* BEGIN RECORD EXTRACTS *
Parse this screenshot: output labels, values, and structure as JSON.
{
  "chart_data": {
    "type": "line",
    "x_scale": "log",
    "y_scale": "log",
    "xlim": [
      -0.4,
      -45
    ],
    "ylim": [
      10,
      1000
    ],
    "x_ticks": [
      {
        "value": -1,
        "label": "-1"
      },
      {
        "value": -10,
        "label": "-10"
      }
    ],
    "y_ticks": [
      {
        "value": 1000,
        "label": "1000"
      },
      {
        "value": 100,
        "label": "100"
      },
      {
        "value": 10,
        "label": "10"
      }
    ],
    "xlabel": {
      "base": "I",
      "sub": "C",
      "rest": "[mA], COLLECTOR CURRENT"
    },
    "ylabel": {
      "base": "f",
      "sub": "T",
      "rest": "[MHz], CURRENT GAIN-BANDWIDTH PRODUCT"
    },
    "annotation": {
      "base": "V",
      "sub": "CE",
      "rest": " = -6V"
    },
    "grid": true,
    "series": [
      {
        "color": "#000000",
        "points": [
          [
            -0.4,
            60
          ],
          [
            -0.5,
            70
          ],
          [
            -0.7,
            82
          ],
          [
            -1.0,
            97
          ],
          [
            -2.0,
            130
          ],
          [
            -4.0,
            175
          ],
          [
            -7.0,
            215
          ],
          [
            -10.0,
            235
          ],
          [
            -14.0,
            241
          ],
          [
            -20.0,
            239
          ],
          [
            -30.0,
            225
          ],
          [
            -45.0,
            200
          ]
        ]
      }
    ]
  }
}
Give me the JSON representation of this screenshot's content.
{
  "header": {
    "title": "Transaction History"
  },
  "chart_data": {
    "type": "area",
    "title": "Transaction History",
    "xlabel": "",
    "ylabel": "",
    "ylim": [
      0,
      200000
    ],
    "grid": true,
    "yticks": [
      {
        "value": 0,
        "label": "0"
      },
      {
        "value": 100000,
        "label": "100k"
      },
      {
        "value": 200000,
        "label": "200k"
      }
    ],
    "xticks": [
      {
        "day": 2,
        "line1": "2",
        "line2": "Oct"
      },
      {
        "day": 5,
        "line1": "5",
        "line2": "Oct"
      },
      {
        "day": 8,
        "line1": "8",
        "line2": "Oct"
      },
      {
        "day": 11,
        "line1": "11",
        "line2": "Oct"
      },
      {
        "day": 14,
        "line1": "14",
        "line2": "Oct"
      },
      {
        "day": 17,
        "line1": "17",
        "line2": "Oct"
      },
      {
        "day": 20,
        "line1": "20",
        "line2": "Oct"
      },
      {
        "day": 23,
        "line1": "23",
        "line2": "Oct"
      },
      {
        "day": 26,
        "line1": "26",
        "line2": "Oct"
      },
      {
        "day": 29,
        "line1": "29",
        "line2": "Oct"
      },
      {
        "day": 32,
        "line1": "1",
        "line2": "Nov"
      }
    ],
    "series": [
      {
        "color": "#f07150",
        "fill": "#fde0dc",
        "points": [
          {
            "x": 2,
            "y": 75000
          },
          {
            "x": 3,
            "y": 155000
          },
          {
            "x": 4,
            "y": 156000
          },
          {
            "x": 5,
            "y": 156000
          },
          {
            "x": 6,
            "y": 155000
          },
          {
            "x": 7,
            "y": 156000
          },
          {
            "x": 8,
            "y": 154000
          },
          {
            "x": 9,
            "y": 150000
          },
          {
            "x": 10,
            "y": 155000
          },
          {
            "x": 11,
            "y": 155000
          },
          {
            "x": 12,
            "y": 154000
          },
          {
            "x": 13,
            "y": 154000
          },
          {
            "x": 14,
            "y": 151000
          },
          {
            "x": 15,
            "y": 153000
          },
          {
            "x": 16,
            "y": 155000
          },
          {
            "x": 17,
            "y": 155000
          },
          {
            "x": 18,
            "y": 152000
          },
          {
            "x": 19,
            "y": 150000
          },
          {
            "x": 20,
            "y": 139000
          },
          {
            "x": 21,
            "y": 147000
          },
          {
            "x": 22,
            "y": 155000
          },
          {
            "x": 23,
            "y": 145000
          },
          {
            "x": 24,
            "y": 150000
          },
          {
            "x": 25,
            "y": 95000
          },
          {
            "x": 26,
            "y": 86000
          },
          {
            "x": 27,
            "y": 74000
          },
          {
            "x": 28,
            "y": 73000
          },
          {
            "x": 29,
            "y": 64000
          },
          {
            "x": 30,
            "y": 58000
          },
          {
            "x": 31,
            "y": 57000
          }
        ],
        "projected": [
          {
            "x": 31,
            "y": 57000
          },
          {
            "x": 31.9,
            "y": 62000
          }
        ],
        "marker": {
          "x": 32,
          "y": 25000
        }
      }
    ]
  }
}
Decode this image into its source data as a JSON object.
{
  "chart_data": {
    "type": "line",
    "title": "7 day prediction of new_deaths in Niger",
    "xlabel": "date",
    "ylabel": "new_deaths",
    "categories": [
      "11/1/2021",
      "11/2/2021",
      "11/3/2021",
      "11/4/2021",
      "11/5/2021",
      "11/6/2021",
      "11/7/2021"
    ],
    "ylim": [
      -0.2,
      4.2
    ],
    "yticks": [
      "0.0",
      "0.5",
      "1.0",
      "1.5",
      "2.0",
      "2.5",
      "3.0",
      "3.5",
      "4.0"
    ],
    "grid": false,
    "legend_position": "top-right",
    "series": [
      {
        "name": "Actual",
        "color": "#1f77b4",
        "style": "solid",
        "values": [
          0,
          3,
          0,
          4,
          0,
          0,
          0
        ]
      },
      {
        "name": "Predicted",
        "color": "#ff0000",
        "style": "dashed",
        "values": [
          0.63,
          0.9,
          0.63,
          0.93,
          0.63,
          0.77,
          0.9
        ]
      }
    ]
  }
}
* END RECORD EXTRACTS *
Retype every entry above, word for word.

Parse this screenshot: output labels, values, and structure as JSON.
{
  "chart_data": {
    "type": "line",
    "x_scale": "log",
    "y_scale": "log",
    "xlim": [
      -0.4,
      -45
    ],
    "ylim": [
      10,
      1000
    ],
    "x_ticks": [
      {
        "value": -1,
        "label": "-1"
      },
      {
        "value": -10,
        "label": "-10"
      }
    ],
    "y_ticks": [
      {
        "value": 1000,
        "label": "1000"
      },
      {
        "value": 100,
        "label": "100"
      },
      {
        "value": 10,
        "label": "10"
      }
    ],
    "xlabel": {
      "base": "I",
      "sub": "C",
      "rest": "[mA], COLLECTOR CURRENT"
    },
    "ylabel": {
      "base": "f",
      "sub": "T",
      "rest": "[MHz], CURRENT GAIN-BANDWIDTH PRODUCT"
    },
    "annotation": {
      "base": "V",
      "sub": "CE",
      "rest": " = -6V"
    },
    "grid": true,
    "series": [
      {
        "color": "#000000",
        "points": [
          [
            -0.4,
            60
          ],
          [
            -0.5,
            70
          ],
          [
            -0.7,
            82
          ],
          [
            -1.0,
            97
          ],
          [
            -2.0,
            130
          ],
          [
            -4.0,
            175
          ],
          [
            -7.0,
            215
          ],
          [
            -10.0,
            235
          ],
          [
            -14.0,
            241
          ],
          [
            -20.0,
            239
          ],
          [
            -30.0,
            225
          ],
          [
            -45.0,
            200
          ]
        ]
      }
    ]
  }
}
Give me the JSON representation of this screenshot's content.
{
  "header": {
    "title": "Transaction History"
  },
  "chart_data": {
    "type": "area",
    "title": "Transaction History",
    "xlabel": "",
    "ylabel": "",
    "ylim": [
      0,
      200000
    ],
    "grid": true,
    "yticks": [
      {
        "value": 0,
        "label": "0"
      },
      {
        "value": 100000,
        "label": "100k"
      },
      {
        "value": 200000,
        "label": "200k"
      }
    ],
    "xticks": [
      {
        "day": 2,
        "line1": "2",
        "line2": "Oct"
      },
      {
        "day": 5,
        "line1": "5",
        "line2": "Oct"
      },
      {
        "day": 8,
        "line1": "8",
        "line2": "Oct"
      },
      {
        "day": 11,
        "line1": "11",
        "line2": "Oct"
      },
      {
        "day": 14,
        "line1": "14",
        "line2": "Oct"
      },
      {
        "day": 17,
        "line1": "17",
        "line2": "Oct"
      },
      {
        "day": 20,
        "line1": "20",
        "line2": "Oct"
      },
      {
        "day": 23,
        "line1": "23",
        "line2": "Oct"
      },
      {
        "day": 26,
        "line1": "26",
        "line2": "Oct"
      },
      {
        "day": 29,
        "line1": "29",
        "line2": "Oct"
      },
      {
        "day": 32,
        "line1": "1",
        "line2": "Nov"
      }
    ],
    "series": [
      {
        "color": "#f07150",
        "fill": "#fde0dc",
        "points": [
          {
            "x": 2,
            "y": 75000
          },
          {
            "x": 3,
            "y": 155000
          },
          {
            "x": 4,
            "y": 156000
          },
          {
            "x": 5,
            "y": 156000
          },
          {
            "x": 6,
            "y": 155000
          },
          {
            "x": 7,
            "y": 156000
          },
          {
            "x": 8,
            "y": 154000
          },
          {
            "x": 9,
            "y": 150000
          },
          {
            "x": 10,
            "y": 155000
          },
          {
            "x": 11,
            "y": 155000
          },
          {
            "x": 12,
            "y": 154000
          },
          {
            "x": 13,
            "y": 154000
          },
          {
            "x": 14,
            "y": 151000
          },
          {
            "x": 15,
            "y": 153000
          },
          {
            "x": 16,
            "y": 155000
          },
          {
            "x": 17,
            "y": 155000
          },
          {
            "x": 18,
            "y": 152000
          },
          {
            "x": 19,
            "y": 150000
          },
          {
            "x": 20,
            "y": 139000
          },
          {
            "x": 21,
            "y": 147000
          },
          {
            "x": 22,
            "y": 155000
          },
          {
            "x": 23,
            "y": 145000
          },
          {
            "x": 24,
            "y": 150000
          },
          {
            "x": 25,
            "y": 95000
          },
          {
            "x": 26,
            "y": 86000
          },
          {
            "x": 27,
            "y": 74000
          },
          {
            "x": 28,
            "y": 73000
          },
          {
            "x": 29,
            "y": 64000
          },
          {
            "x": 30,
            "y": 58000
          },
          {
            "x": 31,
            "y": 57000
          }
        ],
        "projected": [
          {
            "x": 31,
            "y": 57000
          },
          {
            "x": 31.9,
            "y": 62000
          }
        ],
        "marker": {
          "x": 32,
          "y": 25000
        }
      }
    ]
  }
}
Decode this image into its source data as a JSON object.
{
  "chart_data": {
    "type": "line",
    "title": "7 day prediction of new_deaths in Niger",
    "xlabel": "date",
    "ylabel": "new_deaths",
    "categories": [
      "11/1/2021",
      "11/2/2021",
      "11/3/2021",
      "11/4/2021",
      "11/5/2021",
      "11/6/2021",
      "11/7/2021"
    ],
    "ylim": [
      -0.2,
      4.2
    ],
    "yticks": [
      "0.0",
      "0.5",
      "1.0",
      "1.5",
      "2.0",
      "2.5",
      "3.0",
      "3.5",
      "4.0"
    ],
    "grid": false,
    "legend_position": "top-right",
    "series": [
      {
        "name": "Actual",
        "color": "#1f77b4",
        "style": "solid",
        "values": [
          0,
          3,
          0,
          4,
          0,
          0,
          0
        ]
      },
      {
        "name": "Predicted",
        "color": "#ff0000",
        "style": "dashed",
        "values": [
          0.63,
          0.9,
          0.63,
          0.93,
          0.63,
          0.77,
          0.9
        ]
      }
    ]
  }
}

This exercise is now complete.